**Задание 1**
Соберите все строки записей, в которых встречается слово "scene".

***

КОНТЕКСТЫ Выпуск 76


Борис РОГИНСКИЙ
/ Санкт-Петербург /

Порадуйся, когда поет дурак

«Перекличка» и «Бремя речи» Валерия Мишина



Я знаком с Валерием Мишиным с младенчества. В комнате, где жили мы с родителями, висели его большие графические листы. Тень курчавого человека, тянущаяся к столику с пистолетом и отвратительной белой перчаткой. Я ее боялся. Пляшущий стол с граммофоном и кофемолкой. От стола мне тоже было не по себе. Чуть позже появилось «Древо». На листе было отпечатано огромное дерево без единого листочка. На нижней ветке висело несколько петель. Под ними валялись колесо и череп. С другой стороны летали вороны. Я не видел тут ничего мрачного: мне нравилось разглядывать переплетения голых ветвей, маленькие предметы и птиц у ствола и корней, как нравится разглядывать карту мира: интересно и спокойно.

Валерий Мишин жил на улице Третьего интернационала. А в один прекрасный день оказалось, что это проспект Суслова. Это было не страшно, а смешно: какой-то Суслов! А еще Валерий Мишин бывал у нас в гостях со своей женой – поэтессой Тамарой Буковской, писавшей стихи под страшным названием: «Ужас происходящего». У него была совершенно шарообразная голова, смущенная улыбка и мохнатые брови. Так постепенно я учился не бояться Валерия Мишина.

А потом я прочел его книгу о печатнике Германе. «Чего ты больше всего хочешь в жизни? – напирала она. – Поймать зеркального карпа в Летнем саду. В это время Джон лежал, привязанный к столу женскими поясами, подвязками и шнуром от утюга. Ему готовились вырезать аппендицит». «Собрали вещи, взяли селедки в чемодан, тете Кате в подарочек, – и на автобус. А у меня в заначке портвейновой три бутылки. Пока Наташка в окно смотрела, как яблони расцветают, я ти-ти-ти – и выпил. Приезжаем в Опочку, вылезаю задом наперед. Деревня красивая, журавли по улицам ходят». Дело тут было не в том, что смешно читать, а в том, что пером водила, как и в случае с «Древом», рука мастера.

***

**Задание 2**
Выведите без изменений фрагмент отрывка о Валерии Мишине, начиная со слов "КОНТЕКСТЫ Выпуск 76" и заканчивая словами "интересно и спокойно.".

Записи данных:
***

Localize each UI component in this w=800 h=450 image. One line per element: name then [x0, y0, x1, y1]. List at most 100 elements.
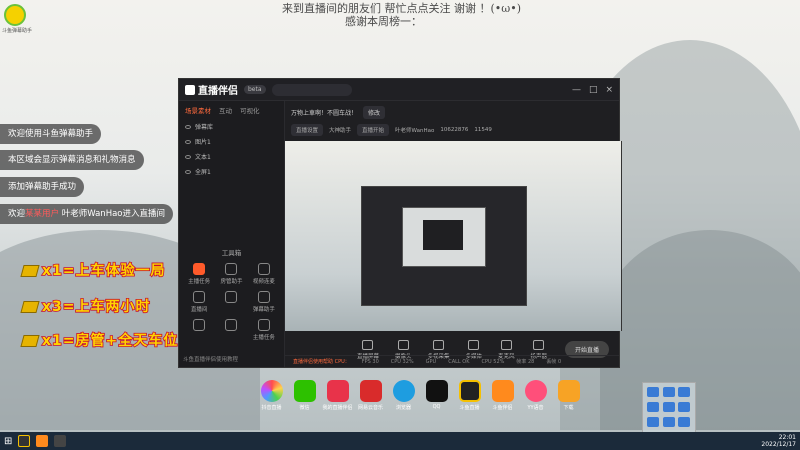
tray-icon[interactable]: [647, 417, 659, 427]
streamer-name: 叶老师WanHao: [395, 128, 435, 134]
eye-icon: [185, 154, 191, 159]
status-bar: 直播伴侣使用帮助 CPU： FPS 30 CPU 32% GPU CALL OK…: [285, 355, 619, 367]
tool-icon: [257, 263, 270, 275]
stream-preview[interactable]: [285, 141, 621, 331]
clock[interactable]: 22:01 2022/12/17: [761, 434, 796, 448]
fans-count: 11549: [474, 127, 492, 133]
eye-icon: [185, 124, 191, 129]
tool-item[interactable]: 房管助手: [217, 263, 245, 285]
tool-item[interactable]: [217, 319, 245, 341]
tray-overflow-panel: [642, 382, 696, 434]
desktop-icon[interactable]: 网易云音乐: [354, 380, 387, 411]
tab-interact[interactable]: 互动: [219, 105, 232, 115]
desktop-icon[interactable]: 浏览器: [387, 380, 420, 411]
tool-item[interactable]: [185, 319, 213, 341]
notice-suffix: 叶老师WanHao进入直播间: [59, 209, 165, 219]
start-icon[interactable]: ⊞: [4, 436, 12, 447]
tool-item[interactable]: 弹幕助手: [250, 291, 278, 313]
capture-icon: [432, 340, 444, 350]
tool-item[interactable]: 直播间: [185, 291, 213, 313]
taskbar: ⊞ 22:01 2022/12/17: [0, 432, 800, 450]
tool-icon: [257, 291, 270, 303]
desktop-icon[interactable]: 下载: [552, 380, 585, 411]
tool-item[interactable]: [217, 291, 245, 313]
tool-icon: [193, 263, 206, 275]
tray-icon[interactable]: [662, 402, 675, 412]
tool-icon: [225, 291, 238, 303]
scene-item[interactable]: 全屏1: [179, 164, 284, 179]
media-icon: [468, 340, 480, 350]
brand-icon: [185, 84, 195, 95]
tool-item[interactable]: 主播任务: [185, 263, 213, 285]
ticket-icon: [20, 301, 40, 313]
notice-item: 本区域会显示弹幕消息和礼物消息: [0, 150, 144, 170]
broadcast-button[interactable]: 直播开始: [357, 124, 390, 136]
left-panel: 场景素材 互动 可视化 弹幕库 图片1 文本1 全屏1 工具箱 主播任务 房管助…: [179, 101, 285, 367]
tool-item[interactable]: 视频连麦: [250, 263, 278, 285]
scene-item[interactable]: 弹幕库: [179, 119, 284, 134]
nested-preview: [361, 186, 527, 306]
title-bar: 直播伴侣 beta — □ ×: [179, 79, 619, 101]
desktop-icon[interactable]: 我的直播伴侣: [321, 380, 354, 411]
promo-line: x3=上车两小时: [20, 296, 151, 316]
notice-item: 添加弹幕助手成功: [0, 177, 85, 197]
version-badge: beta: [244, 85, 266, 94]
logo-caption: 斗鱼弹幕助手: [2, 28, 33, 34]
notice-item: 欢迎某某用户 叶老师WanHao进入直播间: [0, 204, 173, 224]
tray-icon[interactable]: [678, 402, 691, 412]
weekly-top-thanks: 感谢本周榜一：: [345, 15, 422, 28]
tool-item[interactable]: 主播任务: [250, 319, 278, 341]
desktop-icon[interactable]: 抖音直播: [255, 380, 288, 411]
close-button[interactable]: ×: [605, 85, 613, 95]
tab-scene[interactable]: 场景素材: [185, 105, 211, 115]
room-settings-button[interactable]: 直播设置: [291, 124, 324, 136]
desktop-icon[interactable]: 斗鱼直播: [453, 380, 486, 411]
desktop-icon[interactable]: YY语音: [519, 380, 552, 411]
notice-username: 某某用户: [25, 209, 60, 219]
tray-icon[interactable]: [678, 417, 691, 427]
desktop-icon[interactable]: QQ: [420, 380, 453, 411]
edit-button[interactable]: 修改: [363, 105, 386, 119]
tray-icon[interactable]: [662, 417, 675, 427]
category-label: 大神助手: [329, 128, 352, 134]
desktop-icons: 抖音直播 微信 我的直播伴侣 网易云音乐 浏览器 QQ 斗鱼直播 斗鱼伴侣 YY…: [255, 380, 585, 411]
taskbar-app-icon[interactable]: [54, 435, 67, 447]
tab-visual[interactable]: 可视化: [240, 105, 260, 115]
tool-icon: [257, 319, 270, 331]
camera-icon: [397, 340, 409, 350]
plane-icon: [20, 335, 40, 347]
taskbar-app-icon[interactable]: [36, 435, 49, 447]
notice-item: 欢迎使用斗鱼弹幕助手: [0, 124, 102, 144]
eye-icon: [185, 169, 191, 174]
notice-prefix: 欢迎: [8, 209, 26, 219]
tool-icon: [225, 263, 238, 275]
tool-icon: [225, 319, 238, 331]
ticket-icon: [20, 265, 40, 277]
promo-line: x1=房管+全天车位: [20, 330, 178, 350]
desktop-icon[interactable]: 微信: [288, 380, 321, 411]
scene-item[interactable]: 图片1: [179, 134, 284, 149]
tool-icon: [193, 291, 206, 303]
toolbox-title: 工具箱: [221, 249, 242, 257]
clock-date: 2022/12/17: [761, 441, 796, 448]
room-number: 10622876: [440, 127, 469, 133]
right-side-panel: [621, 141, 622, 331]
help-link[interactable]: 斗鱼直播伴侣使用教程: [183, 355, 238, 363]
stream-info-bar: 直播设置 大神助手 直播开始 叶老师WanHao 10622876 11549: [285, 123, 619, 137]
microphone-icon: [500, 340, 512, 350]
tray-icon[interactable]: [662, 387, 675, 397]
tray-icon[interactable]: [647, 402, 659, 412]
toolbox-grid: 主播任务 房管助手 视频连麦 直播间 弹幕助手 主播任务: [185, 263, 278, 341]
desktop-icon[interactable]: 斗鱼伴侣: [486, 380, 519, 411]
tray-icon[interactable]: [647, 387, 659, 397]
minimize-button[interactable]: —: [572, 85, 581, 95]
app-logo-icon: [4, 4, 26, 26]
taskbar-app-icon[interactable]: [18, 435, 31, 447]
stream-header: 万物上車啊！不圆车战！ 修改: [285, 101, 619, 123]
scene-item[interactable]: 文本1: [179, 149, 284, 164]
maximize-button[interactable]: □: [589, 85, 598, 95]
main-panel: 万物上車啊！不圆车战！ 修改 直播设置 大神助手 直播开始 叶老师WanHao …: [285, 101, 622, 367]
brand: 直播伴侣: [185, 82, 238, 97]
search-input[interactable]: [271, 83, 352, 96]
tray-icon[interactable]: [678, 387, 691, 397]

***

**Результат выполнения 1**
scene-item[interactable]: 全屏1: [179, 164, 284, 179]
scene-item[interactable]: 弹幕库: [179, 119, 284, 134]
tab-scene[interactable]: 场景素材: [185, 105, 211, 115]
scene-item[interactable]: 图片1: [179, 134, 284, 149]
scene-item[interactable]: 文本1: [179, 149, 284, 164]

**Результат выполнения 2**
КОНТЕКСТЫ Выпуск 76


Борис РОГИНСКИЙ
/ Санкт-Петербург /

Порадуйся, когда поет дурак

«Перекличка» и «Бремя речи» Валерия Мишина



Я знаком с Валерием Мишиным с младенчества. В комнате, где жили мы с родителями, висели его большие графические листы. Тень курчавого человека, тянущаяся к столику с пистолетом и отвратительной белой перчаткой. Я ее боялся. Пляшущий стол с граммофоном и кофемолкой. От стола мне тоже было не по себе. Чуть позже появилось «Древо». На листе было отпечатано огромное дерево без единого листочка. На нижней ветке висело несколько петель. Под ними валялись колесо и череп. С другой стороны летали вороны. Я не видел тут ничего мрачного: мне нравилось разглядывать переплетения голых ветвей, маленькие предметы и птиц у ствола и корней, как нравится разглядывать карту мира: интересно и спокойно.